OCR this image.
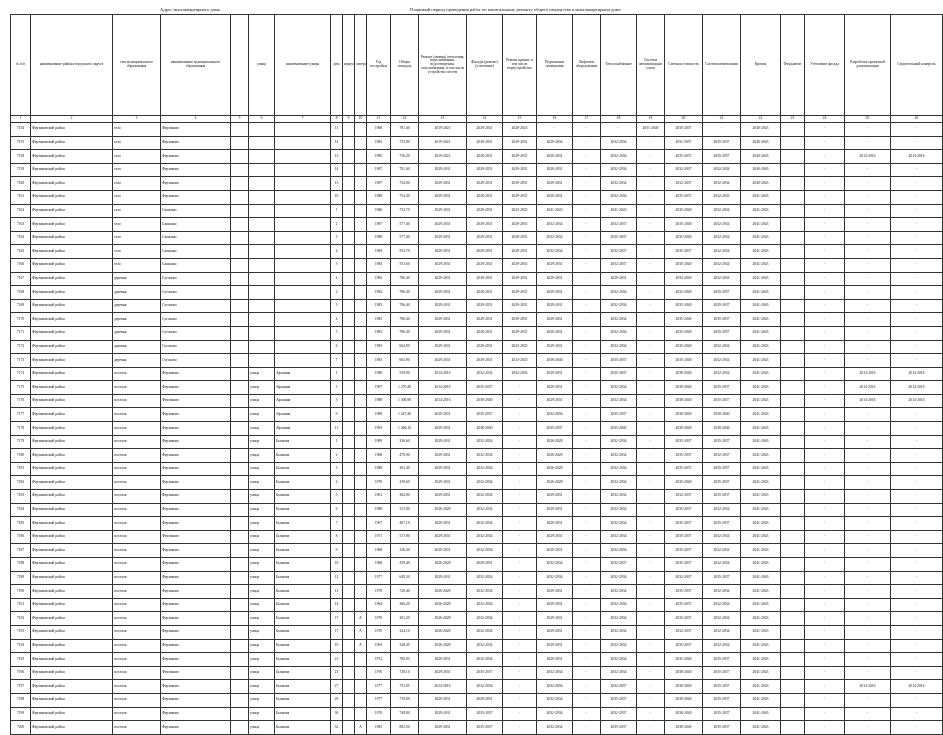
Адрес многоквартирного дома	Плановый период проведения работ по капитальному ремонту общего имущества в многоквартирном доме
№ п/п	наименование района/городского округа	тип муниципального образования	наименование муниципального образования		улица	наименование улицы	дом	корпус	литера	Год постройки	Общая площадь	Ремонт (замена) отопления, водоснабжения, водоотведения, газоснабжения, в том числе устройство систем	Фасады (ремонт) (утепление)	Ремонт крыши, в том числе переустройство	Подвальные помещения	Лифтовое оборудование	Теплоснабжение	Система автоматизации узлов	Сметная стоимость	Система вентиляции	Кровля	Фундамент	Утепление фасада	Разработка проектной документации	Строительный контроль
1	2	3	4	5	6	7	8	9	10	11	12	13	14	15	16	17	18	19	20	21	22	23	24	25	26
7154	Ферзиковский район	село	Ферзиково				11			1968	781,40	2019-2021	2029-2031	2020-2023	-	-	-	2031-2040	2035-2037	-	2040-2043		-	-	-
7155	Ферзиковский район	село	Ферзиково				12			1983	753,90	2019-2021	2029-2031	2029-2031	2029-2034	-	2032-2034	-	2031-2037	2035-2037	2040-2043		-	-	-
7158	Ферзиковский район	село	Ферзиково				13			1985	756,20	2019-2021	2029-2031	2029-2031	2020-2031	-	2032-2034	-	2035-2037	2035-2037	2040-2043		-	2014-2016	2014-2016
7159	Ферзиковский район	село	Ферзиково				14			1987	781,40	2029-2031	2029-2031	2029-2031	2020-2031	-	2032-2034	-	2032-2037	2032-2034	2040-2043		-	-	-
7160	Ферзиковский район	село	Ферзиково				15			1987	754,00	2029-2031	2029-2031	2029-2031	2029-2031	-	2032-2034	-	2032-2037	2032-2034	2040-2043		-	-	-
7161	Ферзиковский район	село	Ферзиково				16			1988	754,40	2029-2031	2029-2031	2029-2031	2020-2031	-	2032-2034	-	2035-2037	2032-2033	2041-2043		-	-	-
7162	Ферзиковский район	село	Сашкино				1			1986	733,70	2029-2031	2029-2031	2023-2025	2041-2043	-	2041-2043	-	2035-2040	2032-2034	2041-2043		-	-	-
7163	Ферзиковский район	село	Сашкино				2			1987	577,40	2029-2031	2029-2031	2029-2031	2032-2034	-	2032-2037	-	2035-2040	2032-2034	2041-2043		-	-	-
7164	Ферзиковский район	село	Сашкино				3			1988	577,40	2029-2031	2029-2031	2029-2031	2032-2034	-	2035-2037	-	2035-2040	2032-2034	2041-2043		-	-	-
7165	Ферзиковский район	село	Сашкино				4			1984	553,70	2029-2031	2029-2031	2029-2031	2032-2034	-	2032-2037	-	2035-2037	2032-2034	2041-2043		-	-	-
7166	Ферзиковский район	село	Сашкино				5			1984	553,60	2029-2031	2029-2031	2029-2031	2029-2031	-	2032-2037	-	2035-2040	2032-2034	2041-2043		-	-	-
7167	Ферзиковский район	деревня	Сугоново				1			1982	786,40	2029-2031	2029-2031	2029-2031	2029-2031	-	2029-2031	-	2032-2040	2032-2034	2041-2043		-	-	-
7168	Ферзиковский район	деревня	Сугоново				2			1982	786,40	2029-2031	2029-2031	2029-2031	2029-2031	-	2032-2034	-	2032-2040	2035-2037	2041-2043		-	-	-
7169	Ферзиковский район	деревня	Сугоново				3			1983	786,40	2029-2031	2029-2031	2029-2031	2029-2031	-	2032-2034	-	2035-2040	2029-2037	2041-2043		-	-	-
7170	Ферзиковский район	деревня	Сугоново				4			1983	786,40	2029-2031	2029-2031	2029-2031	2029-2031	-	2032-2034	-	2035-2040	2035-2037	2041-2043		-	-	-
7171	Ферзиковский район	деревня	Сугоново				5			1983	786,40	2029-2031	2029-2031	2029-2031	2020-2031	-	2032-2034	-	2035-2040	2035-2037	2041-2043		-	-	-
7172	Ферзиковский район	деревня	Сугоново				6			1983	664,90	2029-2031	2029-2031	2023-2025	2029-2031	-	2032-2034	-	2035-2040	2032-2034	2041-2043		-	-	-
7173	Ферзиковский район	деревня	Сугоново				7			1983	664,90	2029-2031	2029-2031	2023-2025	2038-2040	-	2035-2037	-	2035-2040	2032-2034	2041-2043		-	-	-
7174	Ферзиковский район	поселок	Ферзиково		улица	Афонина	1			1980	539,00	2014-2016	2032-2034	2032-2034	2029-2031	-	2035-2037	-	2038-2040	2032-2034	2041-2043		-	2014-2016	2014-2016
7175	Ферзиковский район	поселок	Ферзиково		улица	Афонина	3			1987	1 270,40	2014-2016	2035-2037	-	2029-2031	-	2032-2034	-	2038-2040	2035-2037	2041-2043		-	2014-2016	2014-2016
7176	Ферзиковский район	поселок	Ферзиково		улица	Афонина	5			1988	1 306,90	2014-2016	2038-2040	-	2029-2031	-	2032-2034	-	2038-2040	2035-2037	2041-2043		-	2014-2016	2014-2016
7177	Ферзиковский район	поселок	Ферзиково		улица	Афонина	9			1989	1 247,40	2029-2031	2035-2037	-	2032-2034	-	2035-2037	-	2038-2040	2038-2040	2041-2043		-	-	-
7178	Ферзиковский район	поселок	Ферзиково		улица	Афонина	11			1993	1 266,10	2029-2031	2038-2040	-	2035-2037	-	2035-2040	-	2038-2040	2038-2040	2041-2043		-	-	-
7179	Ферзиковский район	поселок	Ферзиково		улица	Бычкова	1			1989	336,60	2029-2031	2032-2034	-	2026-2028	-	2032-2034	-	2035-2037	2035-2037	2041-2043		-	-	-
7180	Ферзиковский район	поселок	Ферзиково		улица	Бычкова	2			1968	470,90	2029-2031	2032-2034	-	2026-2028	-	2032-2034	-	2035-2037	2032-2037	2041-2043		-	-	-
7181	Ферзиковский район	поселок	Ферзиково		улица	Бычкова	3			1988	363,40	2029-2031	2032-2034	-	2026-2028	-	2032-2034	-	2035-2037	2035-2037	2041-2043		-	-	-
7182	Ферзиковский район	поселок	Ферзиково		улица	Бычкова	4			1970	439,60	2029-2031	2032-2034	-	2026-2028	-	2032-2034	-	2035-2040	2035-2037	2041-2043		-	-	-
7183	Ферзиковский район	поселок	Ферзиково		улица	Бычкова	5			1961	364,00	2029-2031	2032-2034	-	2029-2031	-	2032-2034	-	2032-2037	2035-2037	2041-2043		-	-	-
7184	Ферзиковский район	поселок	Ферзиково		улица	Бычкова	6			1988	313,90	2026-2028	2032-2034	-	2029-2031	-	2032-2034	-	2035-2037	2032-2034	2041-2043		-	-	-
7185	Ферзиковский район	поселок	Ферзиково		улица	Бычкова	7			1967	407,10	2029-2031	2032-2034	-	2029-2031	-	2032-2034	-	2035-2037	2035-2037	2041-2043		-	-	-
7186	Ферзиковский район	поселок	Ферзиково		улица	Бычкова	8			1971	517,00	2029-2031	2032-2034	-	2029-2031	-	2032-2034	-	2035-2037	2032-2034	2041-2043		-	-	-
7187	Ферзиковский район	поселок	Ферзиково		улица	Бычкова	9			1968	326,30	2029-2031	2032-2034	-	2029-2031	-	2032-2034	-	2035-2037	2032-2034	2041-2043		-	-	-
7188	Ферзиковский район	поселок	Ферзиково		улица	Бычкова	10			1968	439,40	2026-2028	2029-2031	-	2032-2034	-	2032-2037	-	2035-2037	2032-2034	2041-2043		-	-	-
7189	Ферзиковский район	поселок	Ферзиково		улица	Бычкова	12			1977	649,20	2029-2031	2032-2034	-	2032-2034	-	2032-2034	-	2032-2037	2035-2037	2041-2043		-	-	-
7190	Ферзиковский район	поселок	Ферзиково		улица	Бычкова	13			1978	720,40	2026-2028	2032-2034	-	2029-2031	-	2032-2034	-	2035-2037	2032-2034	2041-2043		-	-	-
7191	Ферзиковский район	поселок	Ферзиково		улица	Бычкова	14			1964	366,20	2026-2028	2032-2034	-	2029-2031	-	2032-2034	-	2035-2037	2032-2034	2041-2043		-	-	-
7192	Ферзиковский район	поселок	Ферзиково		улица	Бычкова	17		А	1970	301,20	2026-2028	2032-2034	-	2029-2031	-	2032-2034	-	2035-2037	2032-2034	2041-2043		-	-	-
7193	Ферзиковский район	поселок	Ферзиково		улица	Бычкова	17		А	1970	324,10	2026-2028	2032-2034	-	2029-2031	-	2032-2034	-	2032-2037	2032-2034	2041-2043		-	-	-
7194	Ферзиковский район	поселок	Ферзиково		улица	Бычкова	19		А	1963	328,45	2026-2028	2032-2034	-	2029-2031	-	2032-2034	-	2035-2037	2032-2034	2041-2043		-	-	-
7195	Ферзиковский район	поселок	Ферзиково		улица	Бычкова	21			1972	780,03	2029-2031	2032-2034	-	2029-2031	-	2032-2034	-	2035-2040	2035-2037	2041-2043		-	-	-
7196	Ферзиковский район	поселок	Ферзиково		улица	Бычкова	23			1976	728,10	2029-2031	2035-2037	-	2032-2034	-	2032-2034	-	2038-2040	2035-2037	2041-2043		-	-	-
7197	Ферзиковский район	поселок	Ферзиково		улица	Бычкова	27			1977	753,05	2014-2016	2032-2034	-	2032-2034	-	2032-2037	-	2038-2040	2035-2037	2041-2043		-	2014-2016	2014-2016
7198	Ферзиковский район	поселок	Ферзиково		улица	Бычкова	29			1977	719,00	2029-2031	2029-2031	-	2032-2034	-	2035-2037	-	2038-2040	2035-2037	2041-2043		-	-	-
7199	Ферзиковский район	поселок	Ферзиково		улица	Бычкова	30			1976	749,80	2029-2031	2035-2037	-	2032-2034	-	2032-2037	-	2038-2040	2035-2037	2041-2043		-	-	-
7200	Ферзиковский район	поселок	Ферзиково		улица	Бычкова	32		А	1983	882,50	2029-2031	2035-2037	-	2032-2034	-	2035-2037	-	2038-2040	2035-2037	2041-2043		-	-	-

• Your task: What number of lines in the records contain the word "деревня"? Answer with that number alone.

• Result of the exercise: 7